• **Provided passage**
-- start --
- Posted February 27, 2014 by
powell river, British Columbia
This iReport is part of an assignment:
Do you eat ethically?
Eating Ethically for the next generation
We have started reducing our carbon footprint by growing as much of our own foods as we can, eating foods that are in season, and choosing local over internationally-sourced when it's available.
In the garden, our oldest (4yrs old) is involved in every step. She plants, transplants, waters and fertilizes right next to mom and dad. At harvest time, she's right there to pick (and eat) for much longer than you think a young child would have patience for.
So what happens after the table? To us, being an ethical eater is a bit larger scale..it's about being an ethical consumer in general. Choosing foods that don't come in a tonne of packaging means that there's less to process in the recycling center (very little makes it into the garbage pail) and less environmental damage as a consequence of our diet. Food that isn't eaten is composted to be used in the garden a few years down the line and good food that won't be eaten by us is donated or somehow passed along to another person in need.
-- end --
• **Work to complete**
a - Answer these questions from the ethical eating post, marking each answer to match its question:
(i) How old is the oldest child?
(ii) From what place was the post made?
(iii) What is done with food that isn't eaten?
b - Resume the ethical eating post after its last sentence, carrying it forward in the same voice.
The items that follow the ethical eating post aren't needed for any of this.

• **Data excerpts**
-- start --
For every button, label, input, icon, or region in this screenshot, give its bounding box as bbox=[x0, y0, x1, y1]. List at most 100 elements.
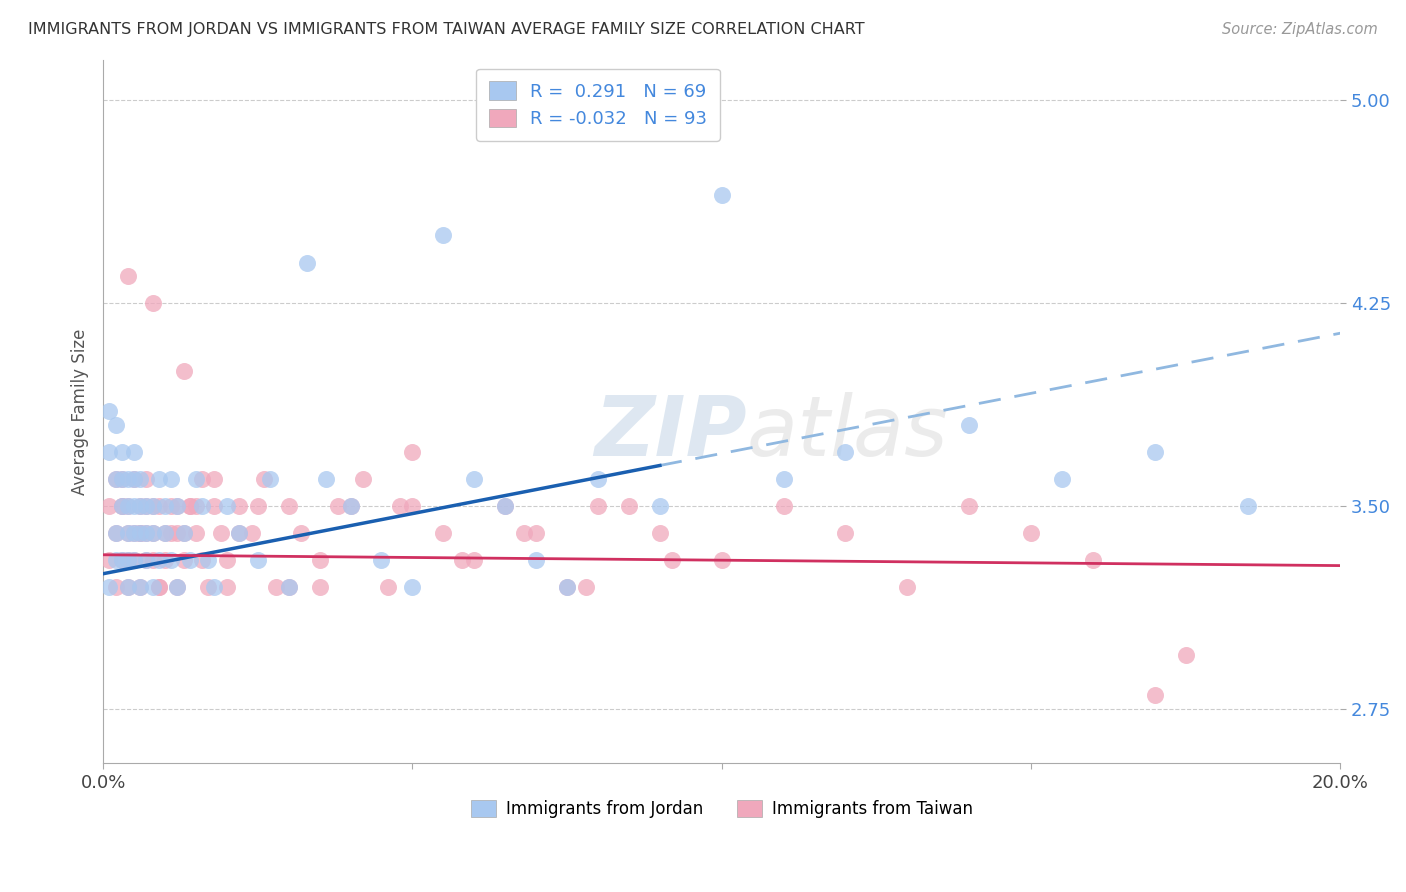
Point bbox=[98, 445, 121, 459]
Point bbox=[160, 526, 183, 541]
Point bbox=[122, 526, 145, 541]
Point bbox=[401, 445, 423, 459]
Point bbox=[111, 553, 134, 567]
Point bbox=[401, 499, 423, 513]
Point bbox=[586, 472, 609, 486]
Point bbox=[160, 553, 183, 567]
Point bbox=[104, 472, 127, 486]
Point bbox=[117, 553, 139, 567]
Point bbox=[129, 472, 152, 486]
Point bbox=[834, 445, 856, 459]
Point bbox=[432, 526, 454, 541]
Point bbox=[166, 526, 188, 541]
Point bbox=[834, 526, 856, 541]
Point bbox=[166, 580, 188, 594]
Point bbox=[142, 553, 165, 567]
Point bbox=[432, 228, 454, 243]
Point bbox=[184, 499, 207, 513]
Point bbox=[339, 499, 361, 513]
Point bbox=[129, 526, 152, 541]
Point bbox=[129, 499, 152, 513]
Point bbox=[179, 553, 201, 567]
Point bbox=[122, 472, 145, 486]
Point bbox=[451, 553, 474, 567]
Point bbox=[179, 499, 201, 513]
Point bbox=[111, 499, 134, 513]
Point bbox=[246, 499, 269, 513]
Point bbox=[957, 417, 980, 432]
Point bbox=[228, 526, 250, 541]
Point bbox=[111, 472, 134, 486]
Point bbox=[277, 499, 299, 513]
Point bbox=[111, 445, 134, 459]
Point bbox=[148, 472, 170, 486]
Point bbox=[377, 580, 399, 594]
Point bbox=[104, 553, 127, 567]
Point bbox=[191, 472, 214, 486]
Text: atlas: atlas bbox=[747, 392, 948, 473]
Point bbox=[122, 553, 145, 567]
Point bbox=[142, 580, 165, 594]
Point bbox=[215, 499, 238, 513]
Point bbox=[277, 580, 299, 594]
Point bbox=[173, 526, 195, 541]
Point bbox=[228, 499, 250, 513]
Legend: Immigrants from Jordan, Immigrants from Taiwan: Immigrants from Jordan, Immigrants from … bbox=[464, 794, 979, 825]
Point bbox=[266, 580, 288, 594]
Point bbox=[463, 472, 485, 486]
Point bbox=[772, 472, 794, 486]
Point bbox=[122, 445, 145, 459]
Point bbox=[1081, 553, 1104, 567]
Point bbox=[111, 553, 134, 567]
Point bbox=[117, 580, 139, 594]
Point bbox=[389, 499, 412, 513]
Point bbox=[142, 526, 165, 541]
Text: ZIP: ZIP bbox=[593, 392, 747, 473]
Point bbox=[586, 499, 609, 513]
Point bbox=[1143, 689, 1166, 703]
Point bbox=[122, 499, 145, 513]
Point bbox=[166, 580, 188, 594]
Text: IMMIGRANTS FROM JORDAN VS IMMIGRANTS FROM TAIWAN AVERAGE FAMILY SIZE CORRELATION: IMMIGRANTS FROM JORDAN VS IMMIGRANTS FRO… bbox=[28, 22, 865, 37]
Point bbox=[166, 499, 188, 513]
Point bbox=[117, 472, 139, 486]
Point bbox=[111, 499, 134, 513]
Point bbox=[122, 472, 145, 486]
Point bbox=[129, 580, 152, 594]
-- end --
• **Response list**
a -
(i) 4 years old
(ii) Powell River, British Columbia
(iii) It is composted so it can be used in the garden a few years later.

b -
As humans, we are stewards of the environment. The idea that literally tonnes of pesticides-deadly poison- is a commonplace ingredient in conventional food is horrific. To be environmentally responsible, organic is the only solution. And really expensive. So we try and balance budget by choosing non-organics with low impact to the environment and organics where their non-organic counterparts are environmentally detrimental.
I feel strongly that you can be an ethical eater and still enjoy meat, by making choices to better source. By buying direct from small-scale farms and butchers, we're promoting a market dedicated to ethical farming and stimulating demand for organic, grassfed livestock. Eventually, hunting wild game is going to help round out the deep freeze, but with a young family it just isn't something that we can do right now.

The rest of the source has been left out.